PROBLEM - Scan the listing below. Report each line that includes "부가가치는".
※ ※ ※
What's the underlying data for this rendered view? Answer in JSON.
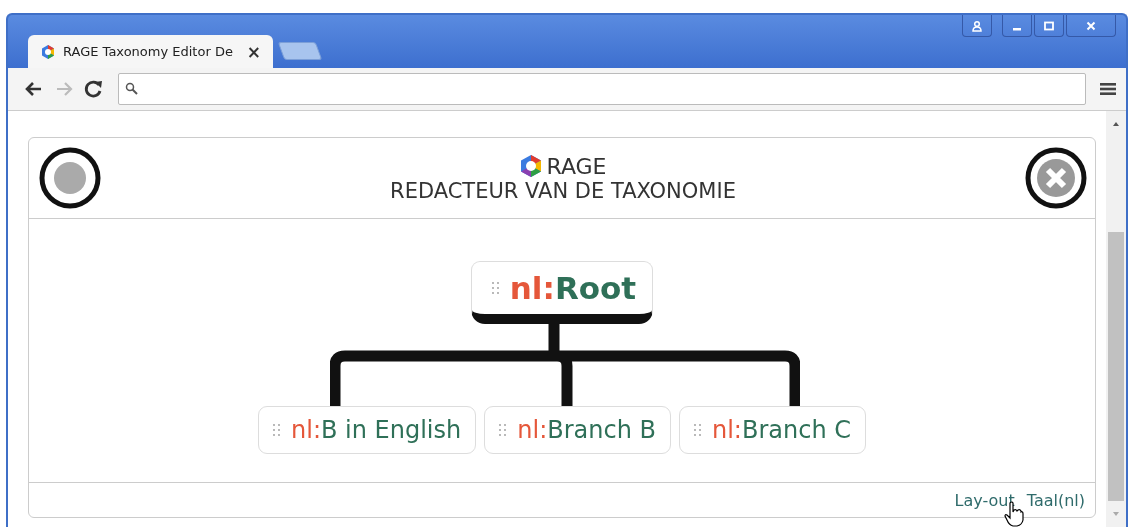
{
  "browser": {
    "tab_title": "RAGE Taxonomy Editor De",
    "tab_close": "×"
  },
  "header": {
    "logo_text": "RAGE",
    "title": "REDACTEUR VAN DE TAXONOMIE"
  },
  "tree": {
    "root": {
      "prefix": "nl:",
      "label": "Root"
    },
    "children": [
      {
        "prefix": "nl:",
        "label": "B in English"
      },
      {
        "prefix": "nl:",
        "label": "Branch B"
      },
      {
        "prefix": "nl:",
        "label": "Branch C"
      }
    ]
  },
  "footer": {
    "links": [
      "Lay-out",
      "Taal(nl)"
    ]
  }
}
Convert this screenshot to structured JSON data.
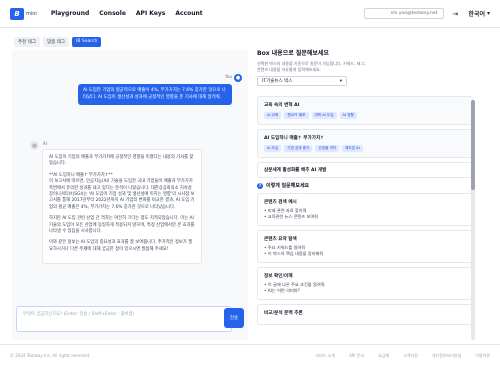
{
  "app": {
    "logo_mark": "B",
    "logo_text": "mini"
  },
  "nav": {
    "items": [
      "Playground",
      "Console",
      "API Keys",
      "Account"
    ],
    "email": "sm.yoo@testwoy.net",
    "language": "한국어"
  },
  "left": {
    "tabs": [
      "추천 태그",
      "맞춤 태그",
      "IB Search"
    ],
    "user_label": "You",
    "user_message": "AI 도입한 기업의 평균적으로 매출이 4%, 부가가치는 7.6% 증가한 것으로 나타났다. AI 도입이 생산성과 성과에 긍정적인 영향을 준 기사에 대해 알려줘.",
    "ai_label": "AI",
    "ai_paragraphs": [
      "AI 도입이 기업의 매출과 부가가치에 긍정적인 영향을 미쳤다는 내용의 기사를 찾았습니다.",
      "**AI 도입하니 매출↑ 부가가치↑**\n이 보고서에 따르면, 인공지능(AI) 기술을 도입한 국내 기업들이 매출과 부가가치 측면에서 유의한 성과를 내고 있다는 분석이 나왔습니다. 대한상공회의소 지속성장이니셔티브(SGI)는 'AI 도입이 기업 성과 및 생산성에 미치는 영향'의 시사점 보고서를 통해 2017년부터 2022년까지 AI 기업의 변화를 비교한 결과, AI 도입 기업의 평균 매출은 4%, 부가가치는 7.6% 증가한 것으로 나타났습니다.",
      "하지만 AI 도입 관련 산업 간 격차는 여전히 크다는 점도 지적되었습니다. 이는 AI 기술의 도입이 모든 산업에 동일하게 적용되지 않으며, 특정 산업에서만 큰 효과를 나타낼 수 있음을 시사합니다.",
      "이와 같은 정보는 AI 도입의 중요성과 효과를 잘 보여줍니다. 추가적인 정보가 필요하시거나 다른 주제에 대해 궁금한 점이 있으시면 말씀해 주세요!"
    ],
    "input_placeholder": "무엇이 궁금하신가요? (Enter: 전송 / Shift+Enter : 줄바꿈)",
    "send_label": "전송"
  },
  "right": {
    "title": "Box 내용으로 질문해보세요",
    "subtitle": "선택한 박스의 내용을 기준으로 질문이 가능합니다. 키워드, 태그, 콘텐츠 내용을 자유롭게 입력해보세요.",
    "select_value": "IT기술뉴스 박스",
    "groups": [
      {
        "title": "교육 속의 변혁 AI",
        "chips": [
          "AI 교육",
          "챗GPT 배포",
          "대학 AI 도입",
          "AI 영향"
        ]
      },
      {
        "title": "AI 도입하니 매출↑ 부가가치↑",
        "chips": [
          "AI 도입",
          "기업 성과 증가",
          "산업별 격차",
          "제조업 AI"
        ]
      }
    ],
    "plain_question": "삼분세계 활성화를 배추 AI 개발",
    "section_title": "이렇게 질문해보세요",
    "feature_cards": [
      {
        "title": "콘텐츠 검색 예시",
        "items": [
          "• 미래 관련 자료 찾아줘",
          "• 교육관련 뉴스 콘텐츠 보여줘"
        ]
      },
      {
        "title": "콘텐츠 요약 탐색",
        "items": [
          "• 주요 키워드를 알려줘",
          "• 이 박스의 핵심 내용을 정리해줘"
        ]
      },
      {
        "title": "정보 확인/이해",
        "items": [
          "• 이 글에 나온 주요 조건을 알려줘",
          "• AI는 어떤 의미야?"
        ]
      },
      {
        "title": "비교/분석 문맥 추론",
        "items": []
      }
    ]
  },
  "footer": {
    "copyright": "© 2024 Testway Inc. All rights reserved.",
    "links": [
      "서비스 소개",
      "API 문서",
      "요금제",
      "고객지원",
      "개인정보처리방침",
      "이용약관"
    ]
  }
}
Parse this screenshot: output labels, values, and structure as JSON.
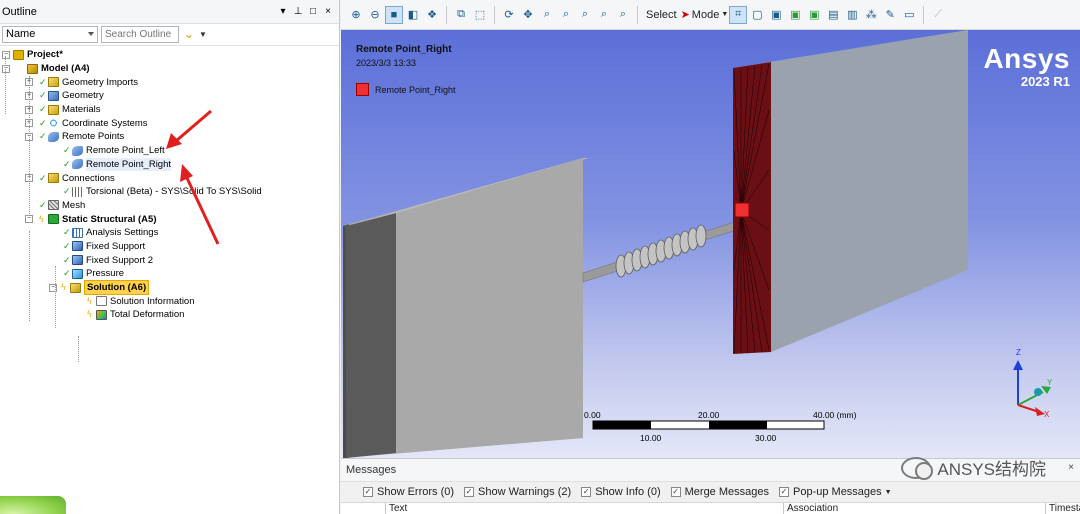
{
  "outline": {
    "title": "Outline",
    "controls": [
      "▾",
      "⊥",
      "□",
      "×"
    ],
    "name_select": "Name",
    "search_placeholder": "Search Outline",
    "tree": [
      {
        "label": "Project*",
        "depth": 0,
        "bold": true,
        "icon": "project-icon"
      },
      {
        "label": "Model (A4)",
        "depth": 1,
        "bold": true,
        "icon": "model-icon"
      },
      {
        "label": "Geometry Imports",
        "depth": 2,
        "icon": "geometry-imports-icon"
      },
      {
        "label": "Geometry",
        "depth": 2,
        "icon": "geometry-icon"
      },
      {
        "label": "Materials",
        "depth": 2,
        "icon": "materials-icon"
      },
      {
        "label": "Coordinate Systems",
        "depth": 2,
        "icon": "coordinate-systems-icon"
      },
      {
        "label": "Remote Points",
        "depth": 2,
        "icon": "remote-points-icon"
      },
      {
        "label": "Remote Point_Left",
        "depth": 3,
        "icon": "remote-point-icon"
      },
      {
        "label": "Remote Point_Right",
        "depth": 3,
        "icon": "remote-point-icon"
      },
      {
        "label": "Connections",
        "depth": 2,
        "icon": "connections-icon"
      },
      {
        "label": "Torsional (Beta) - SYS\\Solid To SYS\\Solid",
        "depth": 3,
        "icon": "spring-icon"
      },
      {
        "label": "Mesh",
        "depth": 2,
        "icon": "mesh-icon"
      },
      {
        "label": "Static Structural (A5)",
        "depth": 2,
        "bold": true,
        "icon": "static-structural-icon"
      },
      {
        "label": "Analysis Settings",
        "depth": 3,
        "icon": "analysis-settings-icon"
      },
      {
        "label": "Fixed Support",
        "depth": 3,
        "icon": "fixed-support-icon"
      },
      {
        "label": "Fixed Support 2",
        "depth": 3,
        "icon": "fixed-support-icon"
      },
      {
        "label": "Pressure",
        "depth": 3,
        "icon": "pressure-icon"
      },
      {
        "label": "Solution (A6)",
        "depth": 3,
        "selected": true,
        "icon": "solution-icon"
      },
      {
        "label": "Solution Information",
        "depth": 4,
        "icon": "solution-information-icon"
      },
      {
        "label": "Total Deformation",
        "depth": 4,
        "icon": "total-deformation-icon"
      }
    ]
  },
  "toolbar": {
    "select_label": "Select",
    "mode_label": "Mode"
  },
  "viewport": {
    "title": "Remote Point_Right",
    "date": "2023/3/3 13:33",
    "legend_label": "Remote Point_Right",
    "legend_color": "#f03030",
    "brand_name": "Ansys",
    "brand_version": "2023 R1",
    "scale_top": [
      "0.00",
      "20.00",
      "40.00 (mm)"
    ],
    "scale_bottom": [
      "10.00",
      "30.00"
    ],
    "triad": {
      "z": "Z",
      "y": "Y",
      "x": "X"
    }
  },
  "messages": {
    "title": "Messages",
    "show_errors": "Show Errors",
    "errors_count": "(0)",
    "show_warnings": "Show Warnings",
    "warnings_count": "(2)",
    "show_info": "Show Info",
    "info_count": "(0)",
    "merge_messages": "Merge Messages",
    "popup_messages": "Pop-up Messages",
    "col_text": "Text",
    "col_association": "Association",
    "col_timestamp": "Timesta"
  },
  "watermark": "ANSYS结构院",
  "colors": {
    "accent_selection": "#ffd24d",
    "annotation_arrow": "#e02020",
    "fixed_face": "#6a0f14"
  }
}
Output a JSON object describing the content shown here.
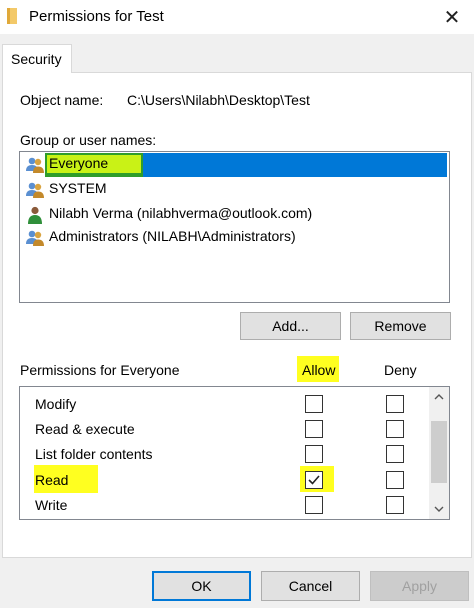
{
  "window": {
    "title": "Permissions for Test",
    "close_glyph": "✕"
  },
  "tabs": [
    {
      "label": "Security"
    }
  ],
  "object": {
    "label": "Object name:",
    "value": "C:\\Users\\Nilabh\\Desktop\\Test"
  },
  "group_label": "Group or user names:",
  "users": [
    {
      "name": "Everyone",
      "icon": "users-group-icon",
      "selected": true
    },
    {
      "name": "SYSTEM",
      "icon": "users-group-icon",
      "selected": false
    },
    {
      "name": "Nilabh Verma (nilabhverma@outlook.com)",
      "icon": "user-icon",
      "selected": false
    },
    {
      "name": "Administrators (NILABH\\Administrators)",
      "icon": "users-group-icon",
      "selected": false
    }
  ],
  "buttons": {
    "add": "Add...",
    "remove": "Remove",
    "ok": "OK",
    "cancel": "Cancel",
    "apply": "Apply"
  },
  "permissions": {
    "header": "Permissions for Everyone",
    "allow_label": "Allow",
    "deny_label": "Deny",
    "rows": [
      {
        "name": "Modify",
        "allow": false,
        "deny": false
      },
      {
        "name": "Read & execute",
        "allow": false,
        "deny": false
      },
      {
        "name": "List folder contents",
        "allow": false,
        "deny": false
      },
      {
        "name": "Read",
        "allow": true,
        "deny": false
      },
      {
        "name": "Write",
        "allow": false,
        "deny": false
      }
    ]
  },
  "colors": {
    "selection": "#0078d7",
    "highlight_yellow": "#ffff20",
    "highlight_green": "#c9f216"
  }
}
※ ※ ※
RESULT BELOW -
    "user_message": "AI 도입한 기업의 평균적으로 매출이 4%, 부가가치는 7.6% 증가한 것으로 나타났다. AI 도입이 생산성과 성과에 긍정적인 영향을 준 기사에 대해 알려줘.",
      "**AI 도입하니 매출↑ 부가가치↑**\n이 보고서에 따르면, 인공지능(AI) 기술을 도입한 국내 기업들이 매출과 부가가치 측면에서 유의한 성과를 내고 있다는 분석이 나왔습니다. 대한상공회의소 지속성장이니셔티브(SGI)는 'AI 도입이 기업 성과 및 생산성에 미치는 영향'의 시사점 보고서를 통해 2017년부터 2022년까지 AI 기업의 변화를 비교한 결과, AI 도입 기업의 평균 매출은 4%, 부가가치는 7.6% 증가한 것으로 나타났습니다.",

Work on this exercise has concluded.